Quoted text.
——————————
If it's returning a std::vector<std::shared_ptr<Kernel> > (like it is now) then you know exactly what's going on. You're getting access to something that has shared ownership and will be deleted automatically.

friedmud commented 8 years ago

Also: what happened to this?:

I'm not advocating handing back raw pointers when we have the smart pointer ourselves. That probably IS a bad idea.

And @jwpeterson said much the same thing:

I would never advocate handing back a raw pointer to something held as a unique_ptr by the library!

And now you're advocating for doing just that!

friedmud commented 8 years ago

Ok - I got a little carried away yesterday.

Let me start by apologizing to @roystgnr and @jwpeterson for bagging on libMesh. You guys know that I love libMesh (based my whole career around it!)... I didn't mean to be so harsh. Every library has a few rough edges... but it's not worth "HATING". Sorry about that.

Now... let's get back to the topic at hand.

@permcody you make a lot of good points. I hope that I've at least shown everyone that the choice is not straightforward.
——————————
Extracted entries.
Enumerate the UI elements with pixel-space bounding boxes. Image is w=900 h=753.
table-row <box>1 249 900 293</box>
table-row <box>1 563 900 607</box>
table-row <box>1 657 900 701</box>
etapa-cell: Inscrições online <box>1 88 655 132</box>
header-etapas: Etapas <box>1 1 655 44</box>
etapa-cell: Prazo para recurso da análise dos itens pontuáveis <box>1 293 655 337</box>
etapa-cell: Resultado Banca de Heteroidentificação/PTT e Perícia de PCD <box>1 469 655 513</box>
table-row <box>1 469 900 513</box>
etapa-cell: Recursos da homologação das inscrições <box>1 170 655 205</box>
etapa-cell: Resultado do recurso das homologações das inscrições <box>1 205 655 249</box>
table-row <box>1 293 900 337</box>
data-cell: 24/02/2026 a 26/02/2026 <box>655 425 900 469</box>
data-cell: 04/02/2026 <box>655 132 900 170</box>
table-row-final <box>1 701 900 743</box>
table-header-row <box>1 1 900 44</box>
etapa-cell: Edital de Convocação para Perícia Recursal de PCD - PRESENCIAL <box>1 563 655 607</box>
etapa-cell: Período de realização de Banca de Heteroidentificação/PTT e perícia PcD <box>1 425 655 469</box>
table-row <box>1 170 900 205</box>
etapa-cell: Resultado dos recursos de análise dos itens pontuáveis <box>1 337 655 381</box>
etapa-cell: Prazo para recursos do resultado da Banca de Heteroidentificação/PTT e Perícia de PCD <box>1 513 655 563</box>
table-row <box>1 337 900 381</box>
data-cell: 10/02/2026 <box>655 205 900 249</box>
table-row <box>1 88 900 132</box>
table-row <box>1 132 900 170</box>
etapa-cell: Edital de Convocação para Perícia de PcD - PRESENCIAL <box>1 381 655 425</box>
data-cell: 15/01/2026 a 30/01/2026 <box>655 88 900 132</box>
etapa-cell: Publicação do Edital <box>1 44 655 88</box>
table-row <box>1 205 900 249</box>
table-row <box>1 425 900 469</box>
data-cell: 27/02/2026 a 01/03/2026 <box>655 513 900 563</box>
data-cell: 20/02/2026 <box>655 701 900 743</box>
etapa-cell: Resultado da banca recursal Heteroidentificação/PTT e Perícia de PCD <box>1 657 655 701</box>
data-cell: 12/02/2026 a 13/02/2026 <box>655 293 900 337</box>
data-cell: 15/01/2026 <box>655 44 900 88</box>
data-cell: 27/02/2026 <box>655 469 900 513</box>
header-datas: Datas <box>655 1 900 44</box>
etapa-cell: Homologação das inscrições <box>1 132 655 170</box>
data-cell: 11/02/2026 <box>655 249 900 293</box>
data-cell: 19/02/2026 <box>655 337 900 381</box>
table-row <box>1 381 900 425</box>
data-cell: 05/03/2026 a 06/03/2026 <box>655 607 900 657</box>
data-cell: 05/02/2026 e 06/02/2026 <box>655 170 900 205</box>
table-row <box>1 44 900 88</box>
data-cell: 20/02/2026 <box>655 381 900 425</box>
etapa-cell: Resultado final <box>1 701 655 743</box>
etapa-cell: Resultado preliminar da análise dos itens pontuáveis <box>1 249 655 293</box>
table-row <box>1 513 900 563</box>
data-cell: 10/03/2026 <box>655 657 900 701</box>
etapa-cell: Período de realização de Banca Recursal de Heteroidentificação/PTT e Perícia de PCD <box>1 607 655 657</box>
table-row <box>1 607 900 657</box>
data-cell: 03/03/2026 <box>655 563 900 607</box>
——————————
Exercise instructions.
**1.** In the smart pointer discussion, which two people does friedmud apologize to for criticizing libMesh?
**2.** Write the next part of the smart pointer discussion, picking up right after its last sentence.
The lines play no part in this work.

Answers by task.
**1.** @roystgnr and @jwpeterson

**2.**
I can see doing unique_ptr in the warehouses and passing around raw pointers based on that. Here's my stipulation: that the Warehouse doesn't ever expose any interface that returns a unique_ptr.

My biggest issue is the interface schism caused by unique_ptr: that some functions deal with unique_ptr and others deal with raw pointers. To "fix" that... we can just make the Warehouse take in unique_ptrs but NEVER give them back. From the outside everyone will always just use the raw pointers and be none-the-wiser that the objects are actually held in unique_ptrs.

I still kind of don't understand the difference between this and just holding raw pointers in the Warehouse and giving out raw pointers... but if it's the way you want to go I can't really see how it's going to be a problem... plus, we can always change it later if we don't like it.

jwpeterson commented 8 years ago

Let me start by apologizing to @roystgnr and @jwpeterson for bagging on libMesh.

No worries, this is what discussions are for.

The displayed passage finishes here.